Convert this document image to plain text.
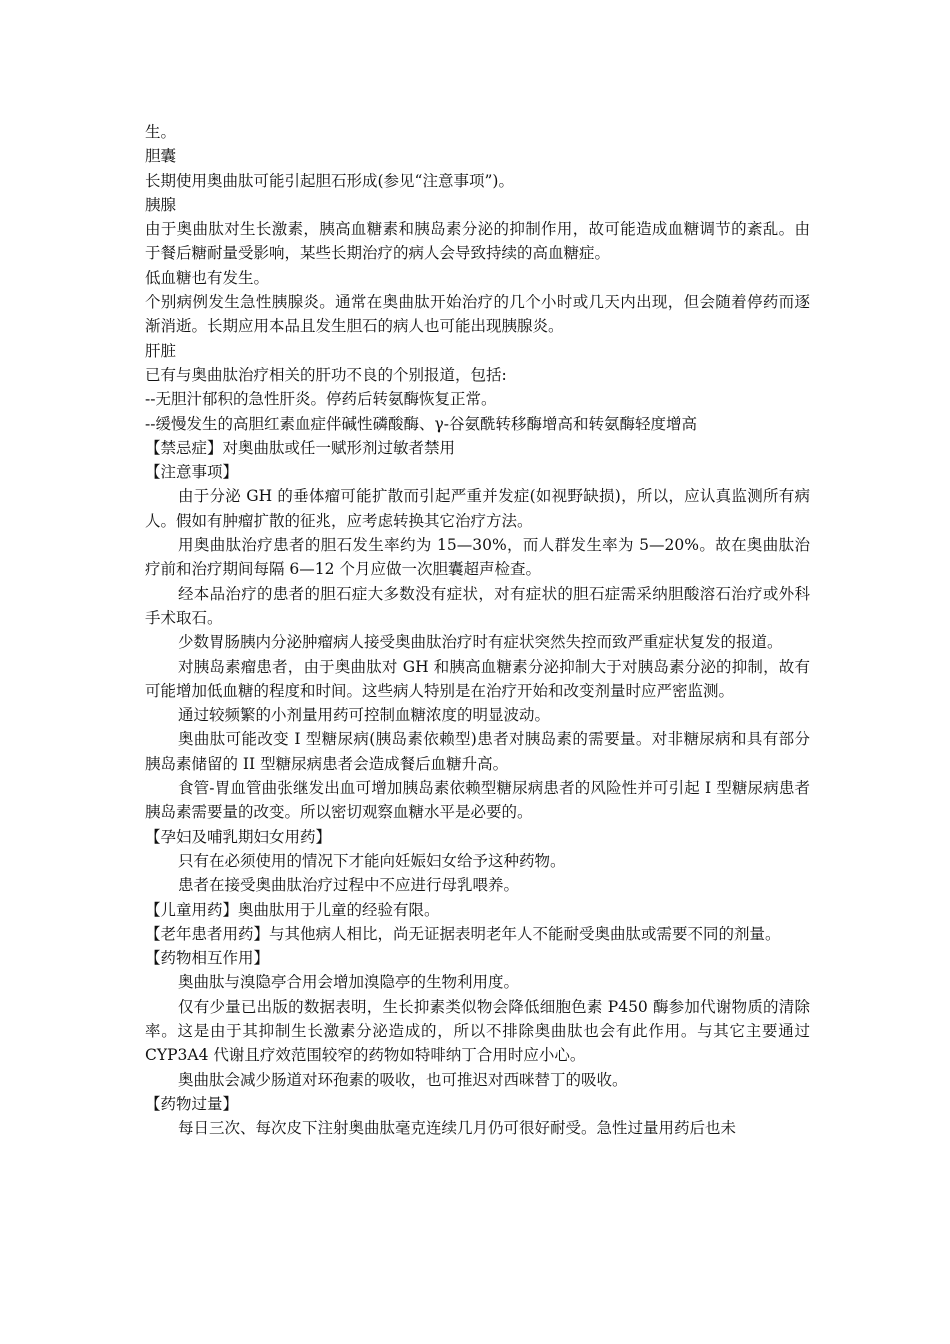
生。
胆囊
长期使用奥曲肽可能引起胆石形成(参见“注意事项”)。
胰腺
由于奥曲肽对生长激素，胰高血糖素和胰岛素分泌的抑制作用，故可能造成血糖调节的紊乱。由于餐后糖耐量受影响，某些长期治疗的病人会导致持续的高血糖症。
低血糖也有发生。
个别病例发生急性胰腺炎。通常在奥曲肽开始治疗的几个小时或几天内出现，但会随着停药而逐渐消逝。长期应用本品且发生胆石的病人也可能出现胰腺炎。
肝脏
已有与奥曲肽治疗相关的肝功不良的个别报道，包括:
--无胆汁郁积的急性肝炎。停药后转氨酶恢复正常。
--缓慢发生的高胆红素血症伴碱性磷酸酶、γ-谷氨酰转移酶增高和转氨酶轻度增高
【禁忌症】对奥曲肽或任一赋形剂过敏者禁用
【注意事项】
由于分泌 GH 的垂体瘤可能扩散而引起严重并发症(如视野缺损)，所以，应认真监测所有病人。假如有肿瘤扩散的征兆，应考虑转换其它治疗方法。
用奥曲肽治疗患者的胆石发生率约为 15—30%，而人群发生率为 5—20%。故在奥曲肽治疗前和治疗期间每隔 6—12 个月应做一次胆囊超声检查。
经本品治疗的患者的胆石症大多数没有症状，对有症状的胆石症需采纳胆酸溶石治疗或外科手术取石。
少数胃肠胰内分泌肿瘤病人接受奥曲肽治疗时有症状突然失控而致严重症状复发的报道。
对胰岛素瘤患者，由于奥曲肽对 GH 和胰高血糖素分泌抑制大于对胰岛素分泌的抑制，故有可能增加低血糖的程度和时间。这些病人特别是在治疗开始和改变剂量时应严密监测。
通过较频繁的小剂量用药可控制血糖浓度的明显波动。
奥曲肽可能改变 I 型糖尿病(胰岛素依赖型)患者对胰岛素的需要量。对非糖尿病和具有部分胰岛素储留的 II 型糖尿病患者会造成餐后血糖升高。
食管-胃血管曲张继发出血可增加胰岛素依赖型糖尿病患者的风险性并可引起 I 型糖尿病患者胰岛素需要量的改变。所以密切观察血糖水平是必要的。
【孕妇及哺乳期妇女用药】
只有在必须使用的情况下才能向妊娠妇女给予这种药物。
患者在接受奥曲肽治疗过程中不应进行母乳喂养。
【儿童用药】奥曲肽用于儿童的经验有限。
【老年患者用药】与其他病人相比，尚无证据表明老年人不能耐受奥曲肽或需要不同的剂量。
【药物相互作用】
奥曲肽与溴隐亭合用会增加溴隐亭的生物利用度。
仅有少量已出版的数据表明，生长抑素类似物会降低细胞色素 P450 酶参加代谢物质的清除率。这是由于其抑制生长激素分泌造成的，所以不排除奥曲肽也会有此作用。与其它主要通过 CYP3A4 代谢且疗效范围较窄的药物如特啡纳丁合用时应小心。
奥曲肽会减少肠道对环孢素的吸收，也可推迟对西咪替丁的吸收。
【药物过量】
每日三次、每次皮下注射奥曲肽毫克连续几月仍可很好耐受。急性过量用药后也未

┄┄┄┄┄┄┄┄┄┄┄┄┄┄┄┄┄┄┄┄

■ Required work: Verbatim reproduction of every record is required; images are left out.

■ Task output:
Convert this document image to plain text.
生。
胆囊
长期使用奥曲肽可能引起胆石形成(参见“注意事项”)。
胰腺
由于奥曲肽对生长激素，胰高血糖素和胰岛素分泌的抑制作用，故可能造成血糖调节的紊乱。由于餐后糖耐量受影响，某些长期治疗的病人会导致持续的高血糖症。
低血糖也有发生。
个别病例发生急性胰腺炎。通常在奥曲肽开始治疗的几个小时或几天内出现，但会随着停药而逐渐消逝。长期应用本品且发生胆石的病人也可能出现胰腺炎。
肝脏
已有与奥曲肽治疗相关的肝功不良的个别报道，包括:
--无胆汁郁积的急性肝炎。停药后转氨酶恢复正常。
--缓慢发生的高胆红素血症伴碱性磷酸酶、γ-谷氨酰转移酶增高和转氨酶轻度增高
【禁忌症】对奥曲肽或任一赋形剂过敏者禁用
【注意事项】
由于分泌 GH 的垂体瘤可能扩散而引起严重并发症(如视野缺损)，所以，应认真监测所有病人。假如有肿瘤扩散的征兆，应考虑转换其它治疗方法。
用奥曲肽治疗患者的胆石发生率约为 15—30%，而人群发生率为 5—20%。故在奥曲肽治疗前和治疗期间每隔 6—12 个月应做一次胆囊超声检查。
经本品治疗的患者的胆石症大多数没有症状，对有症状的胆石症需采纳胆酸溶石治疗或外科手术取石。
少数胃肠胰内分泌肿瘤病人接受奥曲肽治疗时有症状突然失控而致严重症状复发的报道。
对胰岛素瘤患者，由于奥曲肽对 GH 和胰高血糖素分泌抑制大于对胰岛素分泌的抑制，故有可能增加低血糖的程度和时间。这些病人特别是在治疗开始和改变剂量时应严密监测。
通过较频繁的小剂量用药可控制血糖浓度的明显波动。
奥曲肽可能改变 I 型糖尿病(胰岛素依赖型)患者对胰岛素的需要量。对非糖尿病和具有部分胰岛素储留的 II 型糖尿病患者会造成餐后血糖升高。
食管-胃血管曲张继发出血可增加胰岛素依赖型糖尿病患者的风险性并可引起 I 型糖尿病患者胰岛素需要量的改变。所以密切观察血糖水平是必要的。
【孕妇及哺乳期妇女用药】
只有在必须使用的情况下才能向妊娠妇女给予这种药物。
患者在接受奥曲肽治疗过程中不应进行母乳喂养。
【儿童用药】奥曲肽用于儿童的经验有限。
【老年患者用药】与其他病人相比，尚无证据表明老年人不能耐受奥曲肽或需要不同的剂量。
【药物相互作用】
奥曲肽与溴隐亭合用会增加溴隐亭的生物利用度。
仅有少量已出版的数据表明，生长抑素类似物会降低细胞色素 P450 酶参加代谢物质的清除率。这是由于其抑制生长激素分泌造成的，所以不排除奥曲肽也会有此作用。与其它主要通过 CYP3A4 代谢且疗效范围较窄的药物如特啡纳丁合用时应小心。
奥曲肽会减少肠道对环孢素的吸收，也可推迟对西咪替丁的吸收。
【药物过量】
每日三次、每次皮下注射奥曲肽毫克连续几月仍可很好耐受。急性过量用药后也未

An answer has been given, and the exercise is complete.